* START DATA IN THIS EXERCISE *

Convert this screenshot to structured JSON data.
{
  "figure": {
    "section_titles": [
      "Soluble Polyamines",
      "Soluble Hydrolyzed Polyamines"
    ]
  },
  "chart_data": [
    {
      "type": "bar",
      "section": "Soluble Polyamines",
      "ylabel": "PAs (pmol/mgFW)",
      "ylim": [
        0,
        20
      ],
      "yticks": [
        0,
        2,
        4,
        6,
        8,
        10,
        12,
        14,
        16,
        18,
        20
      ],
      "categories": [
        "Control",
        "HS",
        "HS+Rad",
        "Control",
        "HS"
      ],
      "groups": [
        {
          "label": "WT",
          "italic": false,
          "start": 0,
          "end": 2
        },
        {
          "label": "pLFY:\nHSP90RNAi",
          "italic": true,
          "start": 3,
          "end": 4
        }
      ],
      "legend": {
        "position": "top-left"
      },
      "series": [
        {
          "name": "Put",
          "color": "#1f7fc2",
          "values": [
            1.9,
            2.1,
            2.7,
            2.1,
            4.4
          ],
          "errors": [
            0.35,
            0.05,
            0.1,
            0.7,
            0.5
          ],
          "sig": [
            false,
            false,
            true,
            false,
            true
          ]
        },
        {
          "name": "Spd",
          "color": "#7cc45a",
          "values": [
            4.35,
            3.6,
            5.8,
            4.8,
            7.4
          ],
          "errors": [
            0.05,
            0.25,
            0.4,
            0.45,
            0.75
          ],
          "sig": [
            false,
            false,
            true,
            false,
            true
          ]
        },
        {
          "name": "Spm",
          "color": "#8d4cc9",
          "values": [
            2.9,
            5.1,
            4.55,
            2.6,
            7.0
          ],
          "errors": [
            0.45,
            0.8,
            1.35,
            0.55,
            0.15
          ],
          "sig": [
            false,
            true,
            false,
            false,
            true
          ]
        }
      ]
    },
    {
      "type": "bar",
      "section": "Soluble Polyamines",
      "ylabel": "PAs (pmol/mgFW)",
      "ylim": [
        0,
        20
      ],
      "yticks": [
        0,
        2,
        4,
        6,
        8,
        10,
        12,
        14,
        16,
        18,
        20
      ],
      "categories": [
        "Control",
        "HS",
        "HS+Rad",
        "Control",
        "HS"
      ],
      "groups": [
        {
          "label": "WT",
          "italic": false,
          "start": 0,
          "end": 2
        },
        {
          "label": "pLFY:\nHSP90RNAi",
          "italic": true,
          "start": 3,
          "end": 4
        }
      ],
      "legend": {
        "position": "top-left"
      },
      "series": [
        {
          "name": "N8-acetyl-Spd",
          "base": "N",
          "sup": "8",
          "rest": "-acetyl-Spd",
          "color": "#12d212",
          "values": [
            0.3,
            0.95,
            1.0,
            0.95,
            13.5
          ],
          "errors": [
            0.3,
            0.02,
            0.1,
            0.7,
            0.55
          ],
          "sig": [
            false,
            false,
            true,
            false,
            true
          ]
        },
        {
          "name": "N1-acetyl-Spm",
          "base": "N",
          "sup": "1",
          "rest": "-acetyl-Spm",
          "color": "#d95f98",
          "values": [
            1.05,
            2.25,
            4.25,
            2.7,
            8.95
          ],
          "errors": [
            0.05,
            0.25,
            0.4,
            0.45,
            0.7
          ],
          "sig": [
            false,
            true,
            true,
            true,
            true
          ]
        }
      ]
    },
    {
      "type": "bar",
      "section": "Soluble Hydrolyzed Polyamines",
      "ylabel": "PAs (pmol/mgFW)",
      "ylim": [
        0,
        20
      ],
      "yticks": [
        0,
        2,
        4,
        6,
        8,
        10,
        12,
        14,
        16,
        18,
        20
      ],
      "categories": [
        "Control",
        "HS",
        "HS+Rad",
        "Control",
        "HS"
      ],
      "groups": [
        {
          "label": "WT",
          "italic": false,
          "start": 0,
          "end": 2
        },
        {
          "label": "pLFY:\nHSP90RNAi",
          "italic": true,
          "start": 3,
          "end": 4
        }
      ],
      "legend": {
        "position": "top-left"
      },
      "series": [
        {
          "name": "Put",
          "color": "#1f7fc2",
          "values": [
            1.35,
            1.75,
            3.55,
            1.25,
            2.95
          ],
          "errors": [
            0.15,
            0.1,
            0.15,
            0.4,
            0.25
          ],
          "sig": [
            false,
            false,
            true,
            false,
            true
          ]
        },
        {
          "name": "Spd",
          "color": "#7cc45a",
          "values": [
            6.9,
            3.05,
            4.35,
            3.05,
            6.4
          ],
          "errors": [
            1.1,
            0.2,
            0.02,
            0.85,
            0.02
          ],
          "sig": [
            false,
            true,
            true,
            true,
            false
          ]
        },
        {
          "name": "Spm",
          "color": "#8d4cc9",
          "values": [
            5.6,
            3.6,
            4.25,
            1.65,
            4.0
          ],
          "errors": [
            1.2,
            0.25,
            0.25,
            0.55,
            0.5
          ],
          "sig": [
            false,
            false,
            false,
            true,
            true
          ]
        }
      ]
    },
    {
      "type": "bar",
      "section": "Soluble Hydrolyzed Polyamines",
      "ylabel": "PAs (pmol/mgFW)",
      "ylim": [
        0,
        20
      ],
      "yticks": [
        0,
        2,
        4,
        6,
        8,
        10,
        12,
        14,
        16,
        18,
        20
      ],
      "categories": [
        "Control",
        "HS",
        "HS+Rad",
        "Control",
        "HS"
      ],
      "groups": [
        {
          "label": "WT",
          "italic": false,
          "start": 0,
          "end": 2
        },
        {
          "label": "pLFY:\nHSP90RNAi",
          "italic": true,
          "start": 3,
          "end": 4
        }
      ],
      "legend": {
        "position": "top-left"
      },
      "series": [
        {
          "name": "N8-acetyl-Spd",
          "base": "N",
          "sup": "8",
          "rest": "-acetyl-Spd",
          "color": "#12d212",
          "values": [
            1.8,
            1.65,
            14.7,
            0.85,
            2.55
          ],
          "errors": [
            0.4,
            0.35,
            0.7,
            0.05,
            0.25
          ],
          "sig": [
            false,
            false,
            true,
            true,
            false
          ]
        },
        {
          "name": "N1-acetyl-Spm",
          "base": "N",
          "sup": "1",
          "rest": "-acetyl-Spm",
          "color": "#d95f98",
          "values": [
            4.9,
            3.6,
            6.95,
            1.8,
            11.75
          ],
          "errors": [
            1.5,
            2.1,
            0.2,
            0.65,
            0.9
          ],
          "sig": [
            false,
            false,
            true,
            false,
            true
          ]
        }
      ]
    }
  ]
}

* END DATA IN THIS EXERCISE *

*CHALLENGE*. Give an exact copy of all the data shown above.

*RESPONSE TO THE TASK*.
Convert this screenshot to structured JSON data.
{
  "figure": {
    "section_titles": [
      "Soluble Polyamines",
      "Soluble Hydrolyzed Polyamines"
    ]
  },
  "chart_data": [
    {
      "type": "bar",
      "section": "Soluble Polyamines",
      "ylabel": "PAs (pmol/mgFW)",
      "ylim": [
        0,
        20
      ],
      "yticks": [
        0,
        2,
        4,
        6,
        8,
        10,
        12,
        14,
        16,
        18,
        20
      ],
      "categories": [
        "Control",
        "HS",
        "HS+Rad",
        "Control",
        "HS"
      ],
      "groups": [
        {
          "label": "WT",
          "italic": false,
          "start": 0,
          "end": 2
        },
        {
          "label": "pLFY:\nHSP90RNAi",
          "italic": true,
          "start": 3,
          "end": 4
        }
      ],
      "legend": {
        "position": "top-left"
      },
      "series": [
        {
          "name": "Put",
          "color": "#1f7fc2",
          "values": [
            1.9,
            2.1,
            2.7,
            2.1,
            4.4
          ],
          "errors": [
            0.35,
            0.05,
            0.1,
            0.7,
            0.5
          ],
          "sig": [
            false,
            false,
            true,
            false,
            true
          ]
        },
        {
          "name": "Spd",
          "color": "#7cc45a",
          "values": [
            4.35,
            3.6,
            5.8,
            4.8,
            7.4
          ],
          "errors": [
            0.05,
            0.25,
            0.4,
            0.45,
            0.75
          ],
          "sig": [
            false,
            false,
            true,
            false,
            true
          ]
        },
        {
          "name": "Spm",
          "color": "#8d4cc9",
          "values": [
            2.9,
            5.1,
            4.55,
            2.6,
            7.0
          ],
          "errors": [
            0.45,
            0.8,
            1.35,
            0.55,
            0.15
          ],
          "sig": [
            false,
            true,
            false,
            false,
            true
          ]
        }
      ]
    },
    {
      "type": "bar",
      "section": "Soluble Polyamines",
      "ylabel": "PAs (pmol/mgFW)",
      "ylim": [
        0,
        20
      ],
      "yticks": [
        0,
        2,
        4,
        6,
        8,
        10,
        12,
        14,
        16,
        18,
        20
      ],
      "categories": [
        "Control",
        "HS",
        "HS+Rad",
        "Control",
        "HS"
      ],
      "groups": [
        {
          "label": "WT",
          "italic": false,
          "start": 0,
          "end": 2
        },
        {
          "label": "pLFY:\nHSP90RNAi",
          "italic": true,
          "start": 3,
          "end": 4
        }
      ],
      "legend": {
        "position": "top-left"
      },
      "series": [
        {
          "name": "N8-acetyl-Spd",
          "base": "N",
          "sup": "8",
          "rest": "-acetyl-Spd",
          "color": "#12d212",
          "values": [
            0.3,
            0.95,
            1.0,
            0.95,
            13.5
          ],
          "errors": [
            0.3,
            0.02,
            0.1,
            0.7,
            0.55
          ],
          "sig": [
            false,
            false,
            true,
            false,
            true
          ]
        },
        {
          "name": "N1-acetyl-Spm",
          "base": "N",
          "sup": "1",
          "rest": "-acetyl-Spm",
          "color": "#d95f98",
          "values": [
            1.05,
            2.25,
            4.25,
            2.7,
            8.95
          ],
          "errors": [
            0.05,
            0.25,
            0.4,
            0.45,
            0.7
          ],
          "sig": [
            false,
            true,
            true,
            true,
            true
          ]
        }
      ]
    },
    {
      "type": "bar",
      "section": "Soluble Hydrolyzed Polyamines",
      "ylabel": "PAs (pmol/mgFW)",
      "ylim": [
        0,
        20
      ],
      "yticks": [
        0,
        2,
        4,
        6,
        8,
        10,
        12,
        14,
        16,
        18,
        20
      ],
      "categories": [
        "Control",
        "HS",
        "HS+Rad",
        "Control",
        "HS"
      ],
      "groups": [
        {
          "label": "WT",
          "italic": false,
          "start": 0,
          "end": 2
        },
        {
          "label": "pLFY:\nHSP90RNAi",
          "italic": true,
          "start": 3,
          "end": 4
        }
      ],
      "legend": {
        "position": "top-left"
      },
      "series": [
        {
          "name": "Put",
          "color": "#1f7fc2",
          "values": [
            1.35,
            1.75,
            3.55,
            1.25,
            2.95
          ],
          "errors": [
            0.15,
            0.1,
            0.15,
            0.4,
            0.25
          ],
          "sig": [
            false,
            false,
            true,
            false,
            true
          ]
        },
        {
          "name": "Spd",
          "color": "#7cc45a",
          "values": [
            6.9,
            3.05,
            4.35,
            3.05,
            6.4
          ],
          "errors": [
            1.1,
            0.2,
            0.02,
            0.85,
            0.02
          ],
          "sig": [
            false,
            true,
            true,
            true,
            false
          ]
        },
        {
          "name": "Spm",
          "color": "#8d4cc9",
          "values": [
            5.6,
            3.6,
            4.25,
            1.65,
            4.0
          ],
          "errors": [
            1.2,
            0.25,
            0.25,
            0.55,
            0.5
          ],
          "sig": [
            false,
            false,
            false,
            true,
            true
          ]
        }
      ]
    },
    {
      "type": "bar",
      "section": "Soluble Hydrolyzed Polyamines",
      "ylabel": "PAs (pmol/mgFW)",
      "ylim": [
        0,
        20
      ],
      "yticks": [
        0,
        2,
        4,
        6,
        8,
        10,
        12,
        14,
        16,
        18,
        20
      ],
      "categories": [
        "Control",
        "HS",
        "HS+Rad",
        "Control",
        "HS"
      ],
      "groups": [
        {
          "label": "WT",
          "italic": false,
          "start": 0,
          "end": 2
        },
        {
          "label": "pLFY:\nHSP90RNAi",
          "italic": true,
          "start": 3,
          "end": 4
        }
      ],
      "legend": {
        "position": "top-left"
      },
      "series": [
        {
          "name": "N8-acetyl-Spd",
          "base": "N",
          "sup": "8",
          "rest": "-acetyl-Spd",
          "color": "#12d212",
          "values": [
            1.8,
            1.65,
            14.7,
            0.85,
            2.55
          ],
          "errors": [
            0.4,
            0.35,
            0.7,
            0.05,
            0.25
          ],
          "sig": [
            false,
            false,
            true,
            true,
            false
          ]
        },
        {
          "name": "N1-acetyl-Spm",
          "base": "N",
          "sup": "1",
          "rest": "-acetyl-Spm",
          "color": "#d95f98",
          "values": [
            4.9,
            3.6,
            6.95,
            1.8,
            11.75
          ],
          "errors": [
            1.5,
            2.1,
            0.2,
            0.65,
            0.9
          ],
          "sig": [
            false,
            false,
            true,
            false,
            true
          ]
        }
      ]
    }
  ]
}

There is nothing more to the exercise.